* [Given request] Pick out every line in the data below that holds "Simulation".
++++ Supplied records
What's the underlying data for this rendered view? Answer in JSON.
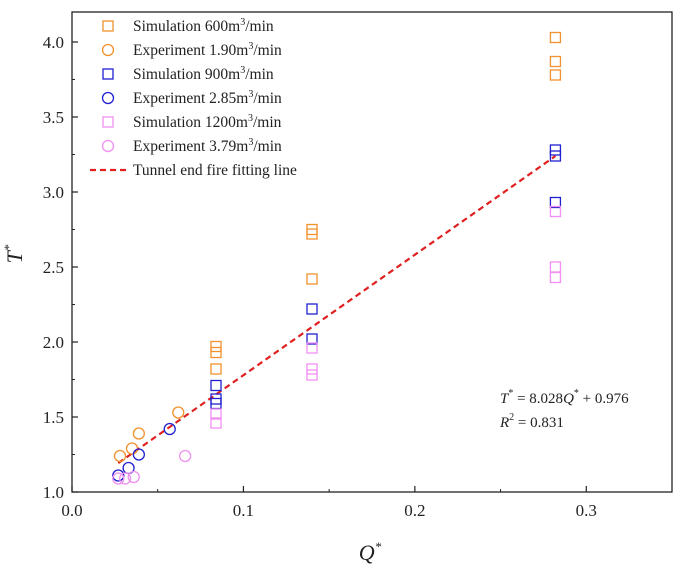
{
  "chart_data": {
    "type": "scatter",
    "title": "",
    "xlabel": "Q",
    "xlabel_sup": "*",
    "ylabel": "T",
    "ylabel_sup": "*",
    "xlim": [
      0.0,
      0.35
    ],
    "ylim": [
      1.0,
      4.2
    ],
    "xticks": [
      0.0,
      0.1,
      0.2,
      0.3
    ],
    "xtick_labels": [
      "0.0",
      "0.1",
      "0.2",
      "0.3"
    ],
    "yticks": [
      1.0,
      1.5,
      2.0,
      2.5,
      3.0,
      3.5,
      4.0
    ],
    "ytick_labels": [
      "1.0",
      "1.5",
      "2.0",
      "2.5",
      "3.0",
      "3.5",
      "4.0"
    ],
    "grid": false,
    "legend_position": "top-left",
    "series": [
      {
        "name": "Simulation 600m³/min",
        "label_pre": "Simulation 600m",
        "label_post": "/min",
        "marker": "square",
        "color": "#f0922e",
        "points": [
          [
            0.084,
            1.97
          ],
          [
            0.084,
            1.93
          ],
          [
            0.084,
            1.82
          ],
          [
            0.14,
            2.75
          ],
          [
            0.14,
            2.72
          ],
          [
            0.14,
            2.42
          ],
          [
            0.282,
            4.03
          ],
          [
            0.282,
            3.87
          ],
          [
            0.282,
            3.78
          ]
        ]
      },
      {
        "name": "Experiment 1.90m³/min",
        "label_pre": "Experiment 1.90m",
        "label_post": "/min",
        "marker": "circle",
        "color": "#f0922e",
        "points": [
          [
            0.028,
            1.24
          ],
          [
            0.035,
            1.29
          ],
          [
            0.039,
            1.39
          ],
          [
            0.062,
            1.53
          ]
        ]
      },
      {
        "name": "Simulation 900m³/min",
        "label_pre": "Simulation 900m",
        "label_post": "/min",
        "marker": "square",
        "color": "#2020d0",
        "points": [
          [
            0.084,
            1.71
          ],
          [
            0.084,
            1.62
          ],
          [
            0.084,
            1.59
          ],
          [
            0.14,
            2.22
          ],
          [
            0.14,
            2.02
          ],
          [
            0.282,
            3.28
          ],
          [
            0.282,
            3.24
          ],
          [
            0.282,
            2.93
          ]
        ]
      },
      {
        "name": "Experiment 2.85m³/min",
        "label_pre": "Experiment 2.85m",
        "label_post": "/min",
        "marker": "circle",
        "color": "#2020d0",
        "points": [
          [
            0.027,
            1.11
          ],
          [
            0.033,
            1.16
          ],
          [
            0.039,
            1.25
          ],
          [
            0.057,
            1.42
          ]
        ]
      },
      {
        "name": "Simulation 1200m³/min",
        "label_pre": "Simulation 1200m",
        "label_post": "/min",
        "marker": "square",
        "color": "#f090f0",
        "points": [
          [
            0.084,
            1.52
          ],
          [
            0.084,
            1.46
          ],
          [
            0.14,
            1.96
          ],
          [
            0.14,
            1.82
          ],
          [
            0.14,
            1.78
          ],
          [
            0.282,
            2.87
          ],
          [
            0.282,
            2.5
          ],
          [
            0.282,
            2.43
          ]
        ]
      },
      {
        "name": "Experiment 3.79m³/min",
        "label_pre": "Experiment 3.79m",
        "label_post": "/min",
        "marker": "circle",
        "color": "#f090f0",
        "points": [
          [
            0.027,
            1.09
          ],
          [
            0.031,
            1.09
          ],
          [
            0.036,
            1.1
          ],
          [
            0.066,
            1.24
          ]
        ]
      }
    ],
    "fit_line": {
      "name": "Tunnel end fire fitting line",
      "color": "#e02020",
      "slope": 8.028,
      "intercept": 0.976,
      "x_range": [
        0.027,
        0.282
      ]
    },
    "equation_parts": [
      "T",
      "*",
      " = 8.028",
      "Q",
      "*",
      " + 0.976"
    ],
    "r2_parts": [
      "R",
      "2",
      " = 0.831"
    ]
  }
}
++++++++
* [In response]
        "name": "Simulation 600m³/min",
        "label_pre": "Simulation 600m",
        "name": "Simulation 900m³/min",
        "label_pre": "Simulation 900m",
        "name": "Simulation 1200m³/min",
        "label_pre": "Simulation 1200m",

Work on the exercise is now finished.